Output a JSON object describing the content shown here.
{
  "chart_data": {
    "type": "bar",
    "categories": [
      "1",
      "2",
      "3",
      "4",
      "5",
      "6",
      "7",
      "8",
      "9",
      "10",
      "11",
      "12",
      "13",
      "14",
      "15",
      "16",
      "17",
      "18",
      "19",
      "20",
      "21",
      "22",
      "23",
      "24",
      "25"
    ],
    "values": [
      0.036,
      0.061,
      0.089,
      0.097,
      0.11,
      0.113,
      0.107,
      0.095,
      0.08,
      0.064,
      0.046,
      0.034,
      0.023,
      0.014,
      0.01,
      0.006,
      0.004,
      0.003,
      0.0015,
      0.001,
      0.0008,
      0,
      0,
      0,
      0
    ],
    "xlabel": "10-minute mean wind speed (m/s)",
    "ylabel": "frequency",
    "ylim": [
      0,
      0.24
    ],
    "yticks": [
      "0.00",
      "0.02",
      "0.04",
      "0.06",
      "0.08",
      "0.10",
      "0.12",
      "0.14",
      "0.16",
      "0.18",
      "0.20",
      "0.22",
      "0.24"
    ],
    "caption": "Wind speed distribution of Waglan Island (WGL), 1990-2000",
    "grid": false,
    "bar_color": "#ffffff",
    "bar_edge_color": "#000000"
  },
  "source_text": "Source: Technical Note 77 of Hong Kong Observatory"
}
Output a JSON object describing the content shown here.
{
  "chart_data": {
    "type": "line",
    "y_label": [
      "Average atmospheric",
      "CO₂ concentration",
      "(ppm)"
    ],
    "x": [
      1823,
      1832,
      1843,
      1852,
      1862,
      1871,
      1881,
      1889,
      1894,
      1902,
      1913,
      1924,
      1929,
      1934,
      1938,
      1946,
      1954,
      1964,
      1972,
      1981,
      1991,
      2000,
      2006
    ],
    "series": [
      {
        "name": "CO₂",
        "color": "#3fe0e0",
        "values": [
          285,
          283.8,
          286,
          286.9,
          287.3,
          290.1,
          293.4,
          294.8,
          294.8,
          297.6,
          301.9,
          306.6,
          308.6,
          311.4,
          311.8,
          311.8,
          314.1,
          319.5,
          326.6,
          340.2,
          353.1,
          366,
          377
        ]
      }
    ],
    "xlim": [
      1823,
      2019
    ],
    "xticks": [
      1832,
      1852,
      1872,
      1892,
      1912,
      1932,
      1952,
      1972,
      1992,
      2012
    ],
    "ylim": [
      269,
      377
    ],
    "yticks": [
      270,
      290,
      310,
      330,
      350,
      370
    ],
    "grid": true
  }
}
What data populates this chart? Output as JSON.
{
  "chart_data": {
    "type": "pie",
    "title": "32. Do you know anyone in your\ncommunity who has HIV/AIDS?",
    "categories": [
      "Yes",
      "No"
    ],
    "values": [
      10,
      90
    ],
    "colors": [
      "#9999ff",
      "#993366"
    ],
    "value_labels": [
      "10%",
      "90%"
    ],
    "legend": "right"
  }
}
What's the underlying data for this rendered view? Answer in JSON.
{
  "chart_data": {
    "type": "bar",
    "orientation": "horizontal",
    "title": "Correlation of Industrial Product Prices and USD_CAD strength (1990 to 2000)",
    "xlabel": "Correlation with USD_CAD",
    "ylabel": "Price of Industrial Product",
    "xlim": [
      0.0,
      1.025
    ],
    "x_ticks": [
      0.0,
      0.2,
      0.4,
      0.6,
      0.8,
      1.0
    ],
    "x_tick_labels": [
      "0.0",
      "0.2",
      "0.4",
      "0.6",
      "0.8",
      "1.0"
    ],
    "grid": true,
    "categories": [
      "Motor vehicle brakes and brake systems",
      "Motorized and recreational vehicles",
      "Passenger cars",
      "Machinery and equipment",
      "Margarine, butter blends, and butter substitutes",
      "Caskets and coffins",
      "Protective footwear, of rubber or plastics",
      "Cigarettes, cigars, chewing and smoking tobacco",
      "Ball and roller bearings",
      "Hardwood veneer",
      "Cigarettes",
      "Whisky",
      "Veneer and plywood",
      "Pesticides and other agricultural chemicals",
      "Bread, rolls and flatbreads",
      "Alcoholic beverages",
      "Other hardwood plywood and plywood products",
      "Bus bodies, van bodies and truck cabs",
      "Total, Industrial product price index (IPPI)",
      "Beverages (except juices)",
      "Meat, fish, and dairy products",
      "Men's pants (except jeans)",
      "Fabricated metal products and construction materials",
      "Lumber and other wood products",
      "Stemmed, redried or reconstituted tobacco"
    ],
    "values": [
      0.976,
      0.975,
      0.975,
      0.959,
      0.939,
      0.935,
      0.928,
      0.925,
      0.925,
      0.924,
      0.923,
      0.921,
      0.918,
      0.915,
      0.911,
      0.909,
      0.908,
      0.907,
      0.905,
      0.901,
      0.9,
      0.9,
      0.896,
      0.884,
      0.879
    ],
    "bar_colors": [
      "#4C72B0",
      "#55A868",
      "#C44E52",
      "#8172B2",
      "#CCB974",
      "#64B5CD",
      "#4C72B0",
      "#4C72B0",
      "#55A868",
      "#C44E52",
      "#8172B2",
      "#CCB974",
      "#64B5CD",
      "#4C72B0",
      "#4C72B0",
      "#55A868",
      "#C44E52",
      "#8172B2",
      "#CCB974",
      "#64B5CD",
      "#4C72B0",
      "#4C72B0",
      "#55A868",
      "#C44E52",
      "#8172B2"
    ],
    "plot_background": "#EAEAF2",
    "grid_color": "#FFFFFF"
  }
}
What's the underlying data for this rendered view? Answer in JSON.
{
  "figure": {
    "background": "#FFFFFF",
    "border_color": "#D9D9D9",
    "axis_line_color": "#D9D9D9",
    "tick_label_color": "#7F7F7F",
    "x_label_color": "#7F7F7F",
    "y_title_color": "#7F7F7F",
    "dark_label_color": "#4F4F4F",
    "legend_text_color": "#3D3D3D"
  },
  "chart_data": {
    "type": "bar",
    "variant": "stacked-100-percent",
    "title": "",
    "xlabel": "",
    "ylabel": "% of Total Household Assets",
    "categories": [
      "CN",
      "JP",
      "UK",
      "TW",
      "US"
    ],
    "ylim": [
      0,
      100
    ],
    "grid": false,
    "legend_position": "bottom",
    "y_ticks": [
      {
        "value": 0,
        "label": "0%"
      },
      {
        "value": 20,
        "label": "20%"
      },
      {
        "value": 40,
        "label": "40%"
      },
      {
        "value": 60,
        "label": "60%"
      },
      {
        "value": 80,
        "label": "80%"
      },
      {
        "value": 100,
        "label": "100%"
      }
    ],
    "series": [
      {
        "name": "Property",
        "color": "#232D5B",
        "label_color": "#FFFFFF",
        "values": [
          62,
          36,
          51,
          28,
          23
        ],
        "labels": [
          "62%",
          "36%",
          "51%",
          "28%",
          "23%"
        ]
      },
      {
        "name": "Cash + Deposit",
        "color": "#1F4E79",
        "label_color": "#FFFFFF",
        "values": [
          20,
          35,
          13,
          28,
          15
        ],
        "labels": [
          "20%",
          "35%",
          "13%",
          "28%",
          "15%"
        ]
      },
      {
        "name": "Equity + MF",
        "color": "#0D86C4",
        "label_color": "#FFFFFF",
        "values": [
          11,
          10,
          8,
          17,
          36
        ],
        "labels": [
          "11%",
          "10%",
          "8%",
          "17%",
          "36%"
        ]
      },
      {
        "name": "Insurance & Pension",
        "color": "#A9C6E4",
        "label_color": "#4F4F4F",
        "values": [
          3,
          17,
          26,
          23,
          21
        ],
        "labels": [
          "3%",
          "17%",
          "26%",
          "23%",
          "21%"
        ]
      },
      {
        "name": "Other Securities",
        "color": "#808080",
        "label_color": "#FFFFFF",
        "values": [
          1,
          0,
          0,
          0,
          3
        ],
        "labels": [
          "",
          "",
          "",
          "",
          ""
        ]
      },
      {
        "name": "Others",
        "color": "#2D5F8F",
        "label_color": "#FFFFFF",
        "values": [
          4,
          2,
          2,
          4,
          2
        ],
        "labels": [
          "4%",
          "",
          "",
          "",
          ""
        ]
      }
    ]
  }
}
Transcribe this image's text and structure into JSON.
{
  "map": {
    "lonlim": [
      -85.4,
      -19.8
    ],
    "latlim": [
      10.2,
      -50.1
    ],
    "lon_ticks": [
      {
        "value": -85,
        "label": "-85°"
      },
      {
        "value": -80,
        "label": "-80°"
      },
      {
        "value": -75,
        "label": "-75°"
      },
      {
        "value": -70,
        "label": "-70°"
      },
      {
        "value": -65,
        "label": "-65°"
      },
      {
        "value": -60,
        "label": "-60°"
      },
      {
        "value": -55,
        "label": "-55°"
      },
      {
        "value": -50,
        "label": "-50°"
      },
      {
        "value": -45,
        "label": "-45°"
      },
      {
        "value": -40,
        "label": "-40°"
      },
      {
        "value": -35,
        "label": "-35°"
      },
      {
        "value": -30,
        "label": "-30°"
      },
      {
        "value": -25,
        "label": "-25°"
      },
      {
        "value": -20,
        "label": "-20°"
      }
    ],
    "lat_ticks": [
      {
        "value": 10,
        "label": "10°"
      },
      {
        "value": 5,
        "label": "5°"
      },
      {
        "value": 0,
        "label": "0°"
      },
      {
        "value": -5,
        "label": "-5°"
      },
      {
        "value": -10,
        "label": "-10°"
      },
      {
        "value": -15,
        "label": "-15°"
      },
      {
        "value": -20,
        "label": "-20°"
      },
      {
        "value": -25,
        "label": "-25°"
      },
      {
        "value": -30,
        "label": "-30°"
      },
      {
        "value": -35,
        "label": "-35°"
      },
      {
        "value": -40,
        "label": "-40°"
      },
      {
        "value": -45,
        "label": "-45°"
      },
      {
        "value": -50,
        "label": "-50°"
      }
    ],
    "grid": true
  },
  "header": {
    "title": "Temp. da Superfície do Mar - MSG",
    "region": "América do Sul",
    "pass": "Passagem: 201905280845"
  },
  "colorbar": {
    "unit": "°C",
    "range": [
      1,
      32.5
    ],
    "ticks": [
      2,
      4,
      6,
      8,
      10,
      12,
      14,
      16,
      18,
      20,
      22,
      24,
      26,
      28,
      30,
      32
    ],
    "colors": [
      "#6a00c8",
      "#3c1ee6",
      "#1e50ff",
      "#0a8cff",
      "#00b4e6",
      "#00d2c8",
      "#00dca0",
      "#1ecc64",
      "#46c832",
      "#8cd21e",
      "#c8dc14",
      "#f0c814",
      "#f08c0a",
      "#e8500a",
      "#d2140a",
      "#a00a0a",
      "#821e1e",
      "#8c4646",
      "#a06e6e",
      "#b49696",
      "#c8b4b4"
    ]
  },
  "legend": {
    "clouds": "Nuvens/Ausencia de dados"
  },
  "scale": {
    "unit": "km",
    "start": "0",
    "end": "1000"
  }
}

- [Exercise goal]: Lines of the listing that contain the word "plywood" are to be counted; report only their number.

- [Written solution]: 2